## Given request
Copy every entry precisely.

## Input
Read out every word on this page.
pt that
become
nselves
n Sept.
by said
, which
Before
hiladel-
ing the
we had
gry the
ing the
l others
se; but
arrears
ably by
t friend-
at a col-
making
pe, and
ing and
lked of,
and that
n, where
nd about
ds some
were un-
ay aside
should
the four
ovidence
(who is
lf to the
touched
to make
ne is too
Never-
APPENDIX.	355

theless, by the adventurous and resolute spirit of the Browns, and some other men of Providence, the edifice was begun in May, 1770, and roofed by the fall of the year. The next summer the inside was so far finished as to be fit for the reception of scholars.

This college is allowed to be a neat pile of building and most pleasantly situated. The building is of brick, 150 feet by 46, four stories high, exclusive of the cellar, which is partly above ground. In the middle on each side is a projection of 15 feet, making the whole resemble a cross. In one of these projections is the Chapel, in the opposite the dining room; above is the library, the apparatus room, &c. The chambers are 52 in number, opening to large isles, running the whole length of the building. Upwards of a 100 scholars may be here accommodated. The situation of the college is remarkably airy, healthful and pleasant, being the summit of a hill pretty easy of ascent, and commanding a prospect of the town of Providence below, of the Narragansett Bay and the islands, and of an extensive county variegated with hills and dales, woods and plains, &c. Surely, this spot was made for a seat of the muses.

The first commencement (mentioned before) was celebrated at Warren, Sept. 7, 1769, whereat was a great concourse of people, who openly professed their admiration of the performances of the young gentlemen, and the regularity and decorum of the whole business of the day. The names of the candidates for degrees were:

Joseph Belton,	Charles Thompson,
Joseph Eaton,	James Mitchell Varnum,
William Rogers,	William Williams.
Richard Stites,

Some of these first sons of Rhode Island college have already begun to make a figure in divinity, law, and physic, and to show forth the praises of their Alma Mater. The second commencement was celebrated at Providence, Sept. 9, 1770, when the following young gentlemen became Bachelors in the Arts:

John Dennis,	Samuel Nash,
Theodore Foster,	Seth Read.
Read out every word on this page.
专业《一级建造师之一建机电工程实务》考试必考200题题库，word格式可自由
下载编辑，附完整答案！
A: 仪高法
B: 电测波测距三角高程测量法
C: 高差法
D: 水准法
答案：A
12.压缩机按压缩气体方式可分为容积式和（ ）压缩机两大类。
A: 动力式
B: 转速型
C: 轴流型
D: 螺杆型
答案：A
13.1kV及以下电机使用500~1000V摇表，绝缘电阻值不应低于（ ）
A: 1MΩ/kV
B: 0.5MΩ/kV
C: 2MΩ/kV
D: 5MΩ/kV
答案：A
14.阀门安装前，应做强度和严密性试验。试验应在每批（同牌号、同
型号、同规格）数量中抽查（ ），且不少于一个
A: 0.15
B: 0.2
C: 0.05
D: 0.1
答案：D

## Answer to this exercise
Read out every word on this page.
pt that
become
nselves
n Sept.
by said
, which
Before
hiladel-
ing the
we had
gry the
ing the
l others
se; but
arrears
ably by
t friend-
at a col-
making
pe, and
ing and
lked of,
and that
n, where
nd about
ds some
were un-
ay aside
should
the four
ovidence
(who is
lf to the
touched
to make
ne is too
Never-
APPENDIX.	355

theless, by the adventurous and resolute spirit of the Browns, and some other men of Providence, the edifice was begun in May, 1770, and roofed by the fall of the year. The next summer the inside was so far finished as to be fit for the reception of scholars.

This college is allowed to be a neat pile of building and most pleasantly situated. The building is of brick, 150 feet by 46, four stories high, exclusive of the cellar, which is partly above ground. In the middle on each side is a projection of 15 feet, making the whole resemble a cross. In one of these projections is the Chapel, in the opposite the dining room; above is the library, the apparatus room, &c. The chambers are 52 in number, opening to large isles, running the whole length of the building. Upwards of a 100 scholars may be here accommodated. The situation of the college is remarkably airy, healthful and pleasant, being the summit of a hill pretty easy of ascent, and commanding a prospect of the town of Providence below, of the Narragansett Bay and the islands, and of an extensive county variegated with hills and dales, woods and plains, &c. Surely, this spot was made for a seat of the muses.

The first commencement (mentioned before) was celebrated at Warren, Sept. 7, 1769, whereat was a great concourse of people, who openly professed their admiration of the performances of the young gentlemen, and the regularity and decorum of the whole business of the day. The names of the candidates for degrees were:

Joseph Belton,	Charles Thompson,
Joseph Eaton,	James Mitchell Varnum,
William Rogers,	William Williams.
Richard Stites,

Some of these first sons of Rhode Island college have already begun to make a figure in divinity, law, and physic, and to show forth the praises of their Alma Mater. The second commencement was celebrated at Providence, Sept. 9, 1770, when the following young gentlemen became Bachelors in the Arts:

John Dennis,	Samuel Nash,
Theodore Foster,	Seth Read.
Read out every word on this page.
专业《一级建造师之一建机电工程实务》考试必考200题题库，word格式可自由
下载编辑，附完整答案！
A: 仪高法
B: 电测波测距三角高程测量法
C: 高差法
D: 水准法
答案：A
12.压缩机按压缩气体方式可分为容积式和（ ）压缩机两大类。
A: 动力式
B: 转速型
C: 轴流型
D: 螺杆型
答案：A
13.1kV及以下电机使用500~1000V摇表，绝缘电阻值不应低于（ ）
A: 1MΩ/kV
B: 0.5MΩ/kV
C: 2MΩ/kV
D: 5MΩ/kV
答案：A
14.阀门安装前，应做强度和严密性试验。试验应在每批（同牌号、同
型号、同规格）数量中抽查（ ），且不少于一个
A: 0.15
B: 0.2
C: 0.05
D: 0.1
答案：D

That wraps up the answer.